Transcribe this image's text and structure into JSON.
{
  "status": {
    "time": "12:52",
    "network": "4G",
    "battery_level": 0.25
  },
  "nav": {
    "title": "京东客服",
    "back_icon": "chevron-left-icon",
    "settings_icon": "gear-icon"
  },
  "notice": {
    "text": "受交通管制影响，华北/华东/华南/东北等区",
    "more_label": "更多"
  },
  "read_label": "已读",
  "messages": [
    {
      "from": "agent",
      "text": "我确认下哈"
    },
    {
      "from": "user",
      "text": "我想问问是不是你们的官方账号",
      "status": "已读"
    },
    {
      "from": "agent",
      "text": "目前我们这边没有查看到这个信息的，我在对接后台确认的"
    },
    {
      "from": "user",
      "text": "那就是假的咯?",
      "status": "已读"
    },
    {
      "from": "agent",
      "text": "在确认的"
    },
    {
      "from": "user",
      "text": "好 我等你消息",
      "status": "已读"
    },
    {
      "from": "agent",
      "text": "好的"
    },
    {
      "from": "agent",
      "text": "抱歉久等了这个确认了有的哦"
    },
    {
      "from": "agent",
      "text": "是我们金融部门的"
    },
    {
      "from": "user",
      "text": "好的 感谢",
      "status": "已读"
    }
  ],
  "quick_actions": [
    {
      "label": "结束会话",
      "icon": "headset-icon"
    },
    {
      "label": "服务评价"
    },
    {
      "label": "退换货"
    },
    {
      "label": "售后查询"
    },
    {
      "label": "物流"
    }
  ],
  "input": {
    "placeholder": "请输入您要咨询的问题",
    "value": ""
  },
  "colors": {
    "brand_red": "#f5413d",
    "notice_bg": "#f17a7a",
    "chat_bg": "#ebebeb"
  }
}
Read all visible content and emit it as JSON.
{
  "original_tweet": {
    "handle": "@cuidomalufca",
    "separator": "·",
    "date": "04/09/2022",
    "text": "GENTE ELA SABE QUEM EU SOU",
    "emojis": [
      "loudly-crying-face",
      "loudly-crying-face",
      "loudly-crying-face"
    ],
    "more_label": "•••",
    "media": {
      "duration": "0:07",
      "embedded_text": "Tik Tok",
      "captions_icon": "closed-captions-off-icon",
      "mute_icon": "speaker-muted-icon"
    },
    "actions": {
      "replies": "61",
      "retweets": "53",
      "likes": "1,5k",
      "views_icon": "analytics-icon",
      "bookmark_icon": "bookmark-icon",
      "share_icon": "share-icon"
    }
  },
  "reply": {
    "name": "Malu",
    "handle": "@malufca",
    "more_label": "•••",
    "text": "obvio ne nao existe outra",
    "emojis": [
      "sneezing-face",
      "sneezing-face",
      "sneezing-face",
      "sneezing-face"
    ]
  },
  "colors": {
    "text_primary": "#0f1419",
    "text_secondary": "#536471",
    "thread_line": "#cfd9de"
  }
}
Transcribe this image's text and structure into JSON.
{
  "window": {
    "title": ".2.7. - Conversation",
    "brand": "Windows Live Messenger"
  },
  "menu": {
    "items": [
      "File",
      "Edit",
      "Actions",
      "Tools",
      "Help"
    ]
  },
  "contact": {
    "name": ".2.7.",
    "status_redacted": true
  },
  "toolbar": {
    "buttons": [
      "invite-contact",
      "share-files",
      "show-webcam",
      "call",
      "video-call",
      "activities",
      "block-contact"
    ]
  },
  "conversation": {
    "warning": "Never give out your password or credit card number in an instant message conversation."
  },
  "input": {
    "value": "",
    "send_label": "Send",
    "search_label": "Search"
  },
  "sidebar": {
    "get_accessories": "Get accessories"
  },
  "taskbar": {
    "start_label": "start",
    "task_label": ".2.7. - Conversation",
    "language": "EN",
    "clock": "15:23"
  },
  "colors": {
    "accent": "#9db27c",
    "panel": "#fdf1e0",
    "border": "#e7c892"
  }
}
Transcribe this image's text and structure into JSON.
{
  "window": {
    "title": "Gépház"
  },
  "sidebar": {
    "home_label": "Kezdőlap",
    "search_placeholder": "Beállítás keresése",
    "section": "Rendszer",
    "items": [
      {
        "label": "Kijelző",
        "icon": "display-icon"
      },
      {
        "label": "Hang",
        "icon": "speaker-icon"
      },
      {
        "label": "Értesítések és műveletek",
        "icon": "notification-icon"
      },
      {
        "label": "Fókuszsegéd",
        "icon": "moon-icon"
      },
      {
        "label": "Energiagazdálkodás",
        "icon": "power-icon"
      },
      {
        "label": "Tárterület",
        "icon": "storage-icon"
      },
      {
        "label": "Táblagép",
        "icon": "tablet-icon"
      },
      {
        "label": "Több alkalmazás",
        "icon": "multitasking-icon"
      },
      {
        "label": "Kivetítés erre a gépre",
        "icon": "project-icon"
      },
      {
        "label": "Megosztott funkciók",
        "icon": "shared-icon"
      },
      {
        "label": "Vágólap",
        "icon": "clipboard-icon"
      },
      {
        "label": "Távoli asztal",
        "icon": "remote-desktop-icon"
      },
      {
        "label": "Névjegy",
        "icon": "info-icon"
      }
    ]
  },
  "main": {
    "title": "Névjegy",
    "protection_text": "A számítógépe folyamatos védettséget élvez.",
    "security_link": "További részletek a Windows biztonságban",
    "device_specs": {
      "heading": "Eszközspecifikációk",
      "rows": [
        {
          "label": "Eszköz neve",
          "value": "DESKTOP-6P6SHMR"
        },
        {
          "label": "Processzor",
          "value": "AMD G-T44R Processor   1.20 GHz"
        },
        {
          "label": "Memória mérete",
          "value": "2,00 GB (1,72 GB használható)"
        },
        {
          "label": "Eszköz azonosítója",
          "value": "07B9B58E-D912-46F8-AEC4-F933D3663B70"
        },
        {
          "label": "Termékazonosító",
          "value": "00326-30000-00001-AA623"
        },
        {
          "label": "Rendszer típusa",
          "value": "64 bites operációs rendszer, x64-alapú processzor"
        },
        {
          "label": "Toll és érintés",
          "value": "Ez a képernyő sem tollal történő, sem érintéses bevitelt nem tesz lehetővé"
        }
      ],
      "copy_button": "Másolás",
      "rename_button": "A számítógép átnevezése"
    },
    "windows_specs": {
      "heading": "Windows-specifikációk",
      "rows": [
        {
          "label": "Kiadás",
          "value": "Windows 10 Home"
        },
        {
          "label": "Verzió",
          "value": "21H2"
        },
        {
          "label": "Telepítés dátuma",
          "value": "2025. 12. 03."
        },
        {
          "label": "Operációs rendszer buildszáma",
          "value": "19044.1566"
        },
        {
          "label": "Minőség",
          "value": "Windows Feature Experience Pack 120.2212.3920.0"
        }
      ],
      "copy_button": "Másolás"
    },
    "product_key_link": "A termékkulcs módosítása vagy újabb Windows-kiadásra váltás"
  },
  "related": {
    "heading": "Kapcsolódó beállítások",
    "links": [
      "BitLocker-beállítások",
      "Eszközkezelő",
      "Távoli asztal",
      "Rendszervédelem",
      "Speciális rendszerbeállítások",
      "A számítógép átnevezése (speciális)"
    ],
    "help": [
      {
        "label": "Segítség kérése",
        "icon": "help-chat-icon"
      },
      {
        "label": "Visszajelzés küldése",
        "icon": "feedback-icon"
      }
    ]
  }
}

▶ [Objective]: From the entries, copy out each line containing the word "handle".

▶ [Exercise answer]:
    "handle": "@cuidomalufca",
    "handle": "@malufca",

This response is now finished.